* Extracted entries *
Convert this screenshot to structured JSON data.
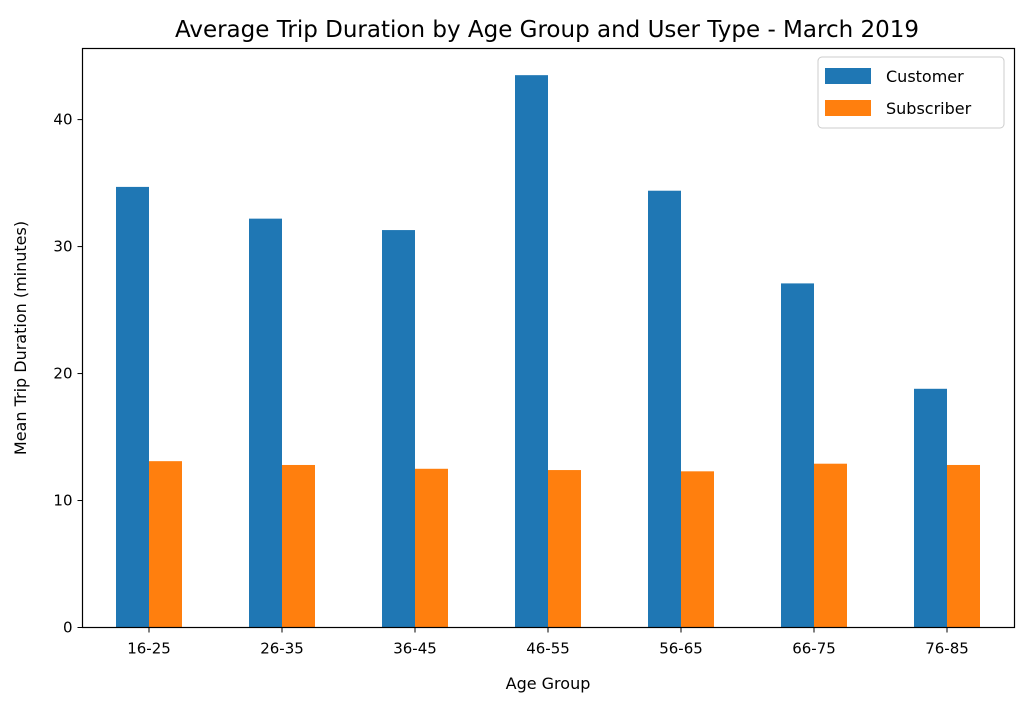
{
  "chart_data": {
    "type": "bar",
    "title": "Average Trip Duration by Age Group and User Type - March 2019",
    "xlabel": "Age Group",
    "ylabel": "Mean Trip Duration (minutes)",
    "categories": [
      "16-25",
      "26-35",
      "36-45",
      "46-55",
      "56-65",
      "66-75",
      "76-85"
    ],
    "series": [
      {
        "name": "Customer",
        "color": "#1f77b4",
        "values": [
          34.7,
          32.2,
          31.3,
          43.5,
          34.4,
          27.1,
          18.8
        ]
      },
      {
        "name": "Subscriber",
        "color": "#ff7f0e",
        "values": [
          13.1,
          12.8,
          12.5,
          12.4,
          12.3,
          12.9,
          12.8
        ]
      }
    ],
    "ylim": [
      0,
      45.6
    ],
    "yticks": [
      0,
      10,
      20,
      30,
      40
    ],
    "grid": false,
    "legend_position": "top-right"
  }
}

* To do *
Print all entries exactly. The images do not belong in the copy.

* Worked solution *
Convert this screenshot to structured JSON data.
{
  "chart_data": {
    "type": "bar",
    "title": "Average Trip Duration by Age Group and User Type - March 2019",
    "xlabel": "Age Group",
    "ylabel": "Mean Trip Duration (minutes)",
    "categories": [
      "16-25",
      "26-35",
      "36-45",
      "46-55",
      "56-65",
      "66-75",
      "76-85"
    ],
    "series": [
      {
        "name": "Customer",
        "color": "#1f77b4",
        "values": [
          34.7,
          32.2,
          31.3,
          43.5,
          34.4,
          27.1,
          18.8
        ]
      },
      {
        "name": "Subscriber",
        "color": "#ff7f0e",
        "values": [
          13.1,
          12.8,
          12.5,
          12.4,
          12.3,
          12.9,
          12.8
        ]
      }
    ],
    "ylim": [
      0,
      45.6
    ],
    "yticks": [
      0,
      10,
      20,
      30,
      40
    ],
    "grid": false,
    "legend_position": "top-right"
  }
}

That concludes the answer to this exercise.